• Extracted material:

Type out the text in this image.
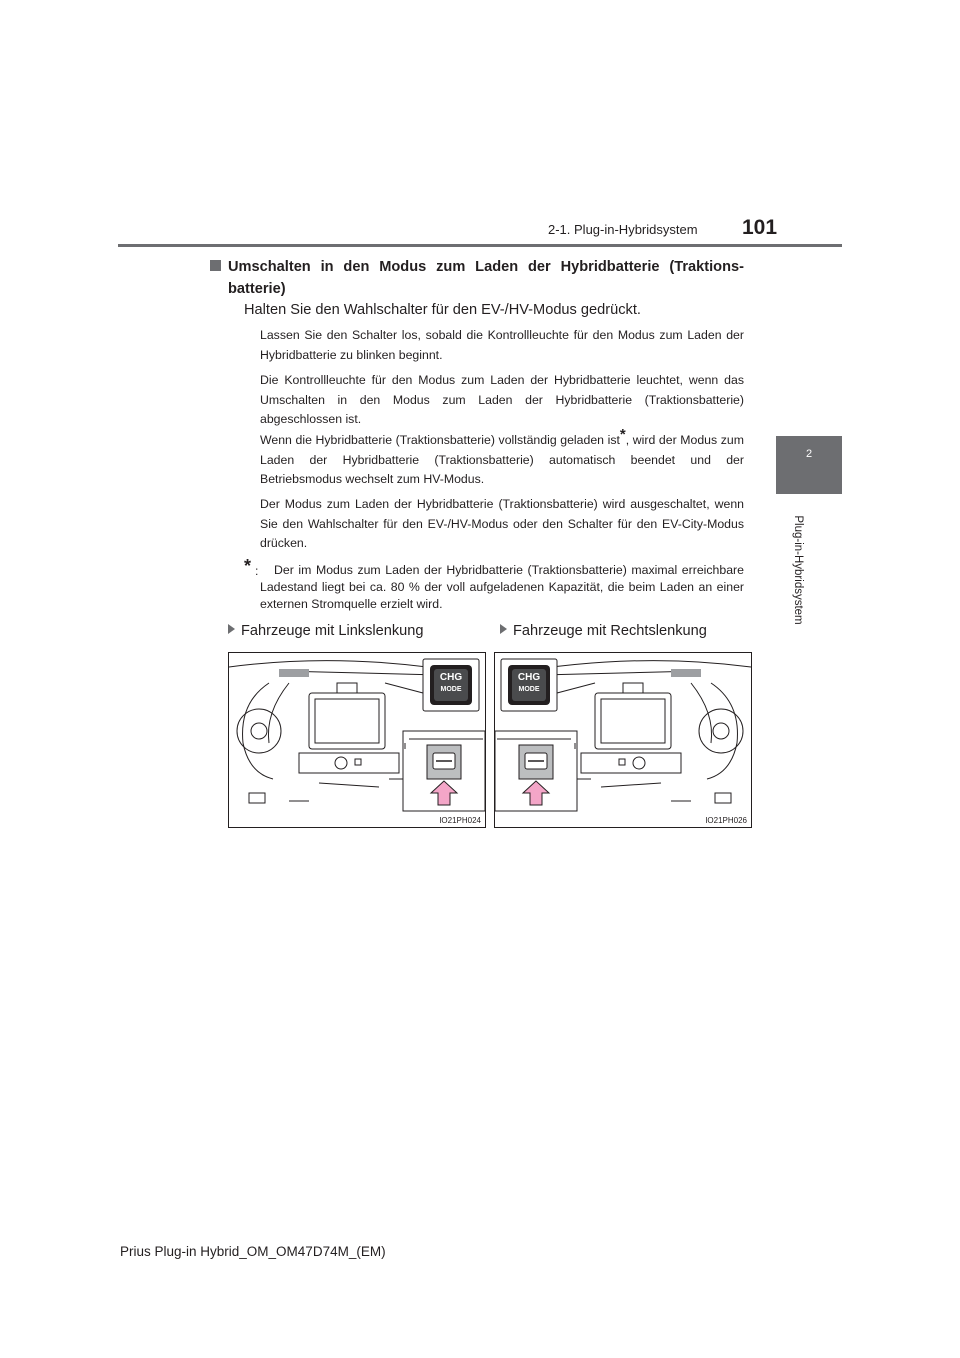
2-1. Plug-in-Hybridsystem 101
2
Plug-in-Hybridsystem
Umschalten in den Modus zum Laden der Hybridbatterie (Traktions-batterie)
Halten Sie den Wahlschalter für den EV-/HV-Modus gedrückt.
Lassen Sie den Schalter los, sobald die Kontrollleuchte für den Modus zum Laden der Hybridbatterie zu blinken beginnt.
Die Kontrollleuchte für den Modus zum Laden der Hybridbatterie leuchtet, wenn das Umschalten in den Modus zum Laden der Hybridbatterie (Traktionsbatterie) abgeschlossen ist.
Wenn die Hybridbatterie (Traktionsbatterie) vollständig geladen ist*, wird der Modus zum Laden der Hybridbatterie (Traktionsbatterie) automatisch beendet und der Betriebsmodus wechselt zum HV-Modus.
Der Modus zum Laden der Hybridbatterie (Traktionsbatterie) wird ausgeschaltet, wenn Sie den Wahlschalter für den EV-/HV-Modus oder den Schalter für den EV-City-Modus drücken.
* :	Der im Modus zum Laden der Hybridbatterie (Traktionsbatterie) maximal erreichbare Ladestand liegt bei ca. 80 % der voll aufgeladenen Kapazität, die beim Laden an einer externen Stromquelle erzielt wird.
Fahrzeuge mit Linkslenkung	Fahrzeuge mit Rechtslenkung
CHG
MODE
IO21PH024
CHG
MODE
IO21PH026
Prius Plug-in Hybrid_OM_OM47D74M_(EM)
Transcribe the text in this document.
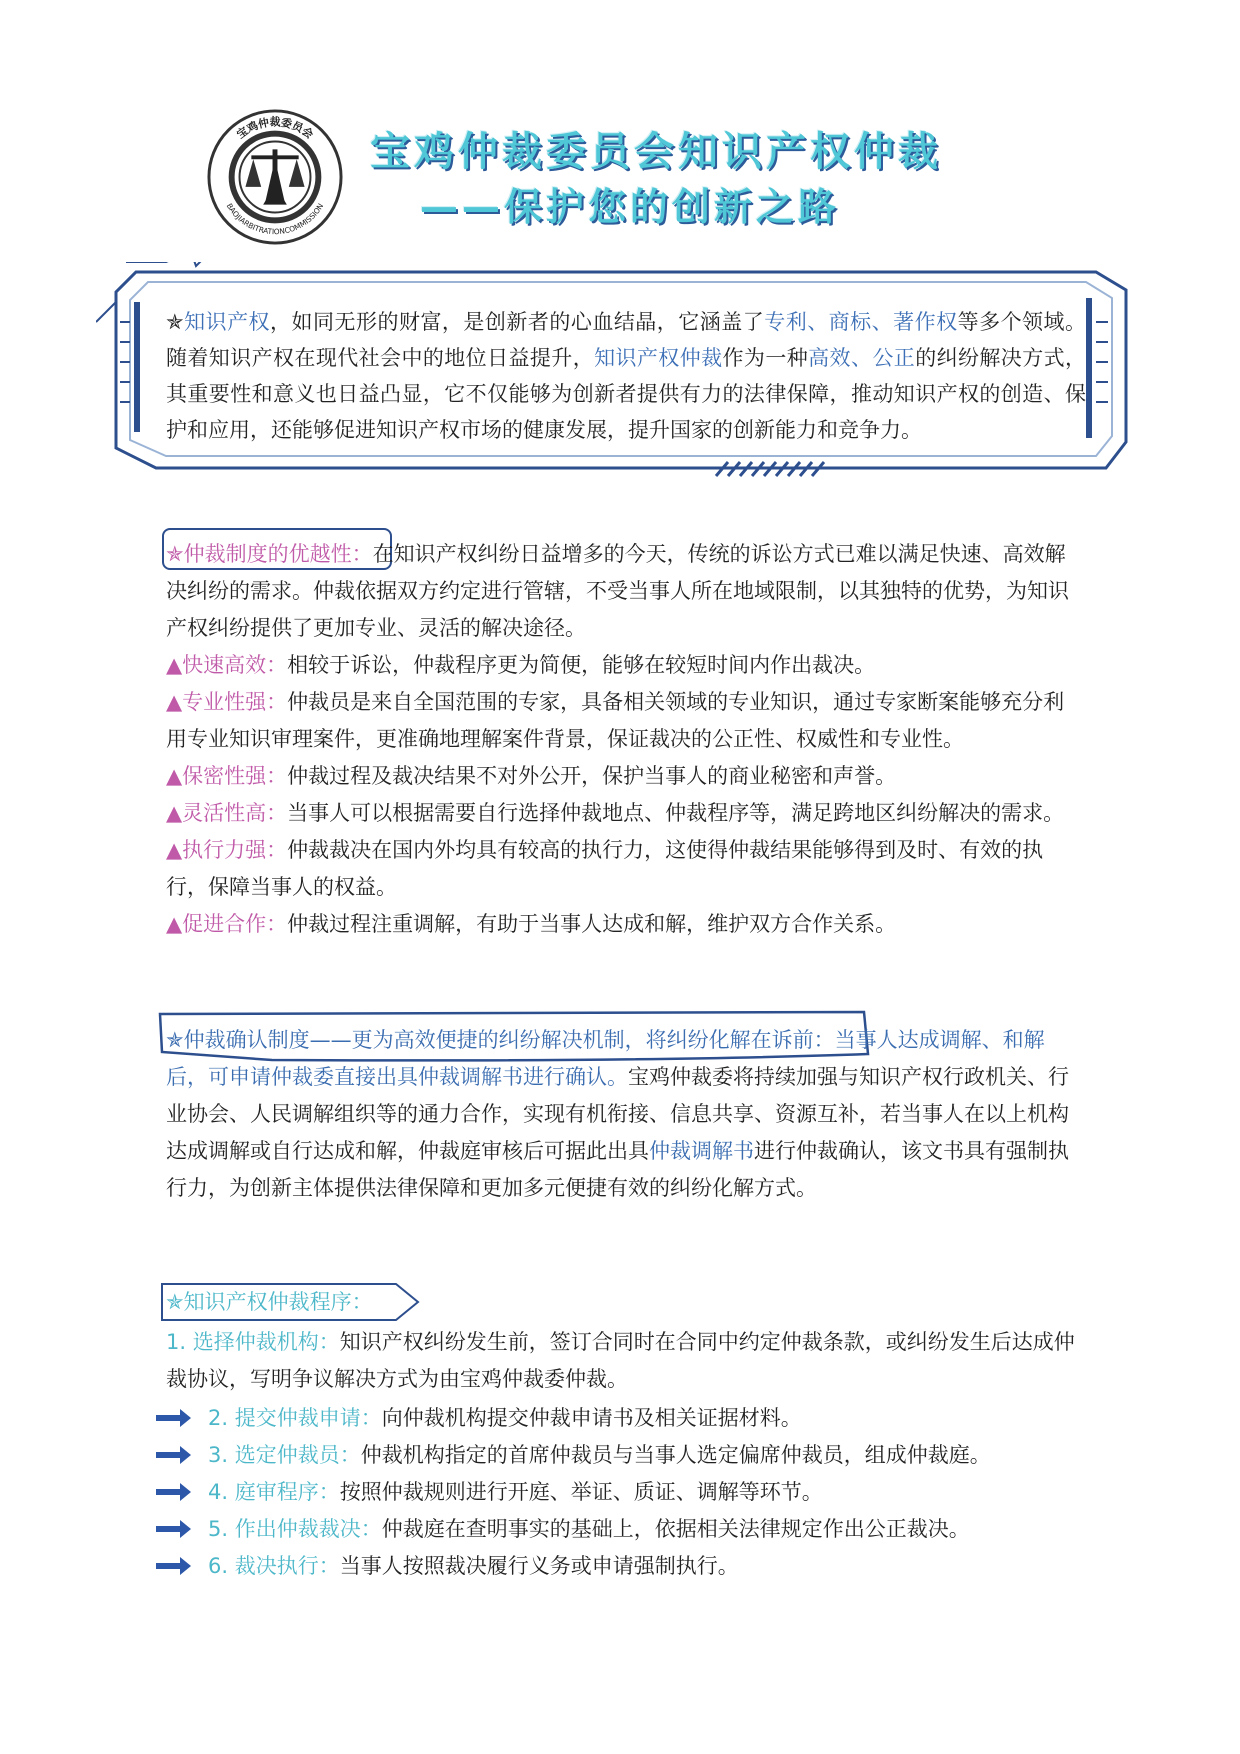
宝鸡仲裁委员会
BAOJIARBITRATIONCOMMISSION
宝鸡仲裁委员会知识产权仲裁
——保护您的创新之路
✯知识产权，如同无形的财富，是创新者的心血结晶，它涵盖了专利、商标、著作权等多个领域。随着知识产权在现代社会中的地位日益提升，知识产权仲裁作为一种高效、公正的纠纷解决方式，其重要性和意义也日益凸显，它不仅能够为创新者提供有力的法律保障，推动知识产权的创造、保护和应用，还能够促进知识产权市场的健康发展，提升国家的创新能力和竞争力。
✯仲裁制度的优越性：在知识产权纠纷日益增多的今天，传统的诉讼方式已难以满足快速、高效解决纠纷的需求。仲裁依据双方约定进行管辖，不受当事人所在地域限制，以其独特的优势，为知识产权纠纷提供了更加专业、灵活的解决途径。
▲快速高效：相较于诉讼，仲裁程序更为简便，能够在较短时间内作出裁决。
▲专业性强：仲裁员是来自全国范围的专家，具备相关领域的专业知识，通过专家断案能够充分利用专业知识审理案件，更准确地理解案件背景，保证裁决的公正性、权威性和专业性。
▲保密性强：仲裁过程及裁决结果不对外公开，保护当事人的商业秘密和声誉。
▲灵活性高：当事人可以根据需要自行选择仲裁地点、仲裁程序等，满足跨地区纠纷解决的需求。
▲执行力强：仲裁裁决在国内外均具有较高的执行力，这使得仲裁结果能够得到及时、有效的执行，保障当事人的权益。
▲促进合作：仲裁过程注重调解，有助于当事人达成和解，维护双方合作关系。
✯仲裁确认制度——更为高效便捷的纠纷解决机制，将纠纷化解在诉前：当事人达成调解、和解后，可申请仲裁委直接出具仲裁调解书进行确认。宝鸡仲裁委将持续加强与知识产权行政机关、行业协会、人民调解组织等的通力合作，实现有机衔接、信息共享、资源互补，若当事人在以上机构达成调解或自行达成和解，仲裁庭审核后可据此出具仲裁调解书进行仲裁确认，该文书具有强制执行力，为创新主体提供法律保障和更加多元便捷有效的纠纷化解方式。
✯知识产权仲裁程序：
1. 选择仲裁机构：知识产权纠纷发生前，签订合同时在合同中约定仲裁条款，或纠纷发生后达成仲裁协议，写明争议解决方式为由宝鸡仲裁委仲裁。
2. 提交仲裁申请：向仲裁机构提交仲裁申请书及相关证据材料。
3. 选定仲裁员：仲裁机构指定的首席仲裁员与当事人选定偏席仲裁员，组成仲裁庭。
4. 庭审程序：按照仲裁规则进行开庭、举证、质证、调解等环节。
5. 作出仲裁裁决：仲裁庭在查明事实的基础上，依据相关法律规定作出公正裁决。
6. 裁决执行：当事人按照裁决履行义务或申请强制执行。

• Challenge: Each entry must be retyped word for word, with every image omitted.

• Response:
Type out the text in this image.
2-1. Plug-in-Hybridsystem 101
2
Plug-in-Hybridsystem
Umschalten in den Modus zum Laden der Hybridbatterie (Traktions-batterie)
Halten Sie den Wahlschalter für den EV-/HV-Modus gedrückt.
Lassen Sie den Schalter los, sobald die Kontrollleuchte für den Modus zum Laden der Hybridbatterie zu blinken beginnt.
Die Kontrollleuchte für den Modus zum Laden der Hybridbatterie leuchtet, wenn das Umschalten in den Modus zum Laden der Hybridbatterie (Traktionsbatterie) abgeschlossen ist.
Wenn die Hybridbatterie (Traktionsbatterie) vollständig geladen ist*, wird der Modus zum Laden der Hybridbatterie (Traktionsbatterie) automatisch beendet und der Betriebsmodus wechselt zum HV-Modus.
Der Modus zum Laden der Hybridbatterie (Traktionsbatterie) wird ausgeschaltet, wenn Sie den Wahlschalter für den EV-/HV-Modus oder den Schalter für den EV-City-Modus drücken.
* :	Der im Modus zum Laden der Hybridbatterie (Traktionsbatterie) maximal erreichbare Ladestand liegt bei ca. 80 % der voll aufgeladenen Kapazität, die beim Laden an einer externen Stromquelle erzielt wird.
Fahrzeuge mit Linkslenkung	Fahrzeuge mit Rechtslenkung
CHG
MODE
IO21PH024
CHG
MODE
IO21PH026
Prius Plug-in Hybrid_OM_OM47D74M_(EM)
Transcribe the text in this document.
宝鸡仲裁委员会
BAOJIARBITRATIONCOMMISSION
宝鸡仲裁委员会知识产权仲裁
——保护您的创新之路
✯知识产权，如同无形的财富，是创新者的心血结晶，它涵盖了专利、商标、著作权等多个领域。随着知识产权在现代社会中的地位日益提升，知识产权仲裁作为一种高效、公正的纠纷解决方式，其重要性和意义也日益凸显，它不仅能够为创新者提供有力的法律保障，推动知识产权的创造、保护和应用，还能够促进知识产权市场的健康发展，提升国家的创新能力和竞争力。
✯仲裁制度的优越性：在知识产权纠纷日益增多的今天，传统的诉讼方式已难以满足快速、高效解决纠纷的需求。仲裁依据双方约定进行管辖，不受当事人所在地域限制，以其独特的优势，为知识产权纠纷提供了更加专业、灵活的解决途径。
▲快速高效：相较于诉讼，仲裁程序更为简便，能够在较短时间内作出裁决。
▲专业性强：仲裁员是来自全国范围的专家，具备相关领域的专业知识，通过专家断案能够充分利用专业知识审理案件，更准确地理解案件背景，保证裁决的公正性、权威性和专业性。
▲保密性强：仲裁过程及裁决结果不对外公开，保护当事人的商业秘密和声誉。
▲灵活性高：当事人可以根据需要自行选择仲裁地点、仲裁程序等，满足跨地区纠纷解决的需求。
▲执行力强：仲裁裁决在国内外均具有较高的执行力，这使得仲裁结果能够得到及时、有效的执行，保障当事人的权益。
▲促进合作：仲裁过程注重调解，有助于当事人达成和解，维护双方合作关系。
✯仲裁确认制度——更为高效便捷的纠纷解决机制，将纠纷化解在诉前：当事人达成调解、和解后，可申请仲裁委直接出具仲裁调解书进行确认。宝鸡仲裁委将持续加强与知识产权行政机关、行业协会、人民调解组织等的通力合作，实现有机衔接、信息共享、资源互补，若当事人在以上机构达成调解或自行达成和解，仲裁庭审核后可据此出具仲裁调解书进行仲裁确认，该文书具有强制执行力，为创新主体提供法律保障和更加多元便捷有效的纠纷化解方式。
✯知识产权仲裁程序：
1. 选择仲裁机构：知识产权纠纷发生前，签订合同时在合同中约定仲裁条款，或纠纷发生后达成仲裁协议，写明争议解决方式为由宝鸡仲裁委仲裁。
2. 提交仲裁申请：向仲裁机构提交仲裁申请书及相关证据材料。
3. 选定仲裁员：仲裁机构指定的首席仲裁员与当事人选定偏席仲裁员，组成仲裁庭。
4. 庭审程序：按照仲裁规则进行开庭、举证、质证、调解等环节。
5. 作出仲裁裁决：仲裁庭在查明事实的基础上，依据相关法律规定作出公正裁决。
6. 裁决执行：当事人按照裁决履行义务或申请强制执行。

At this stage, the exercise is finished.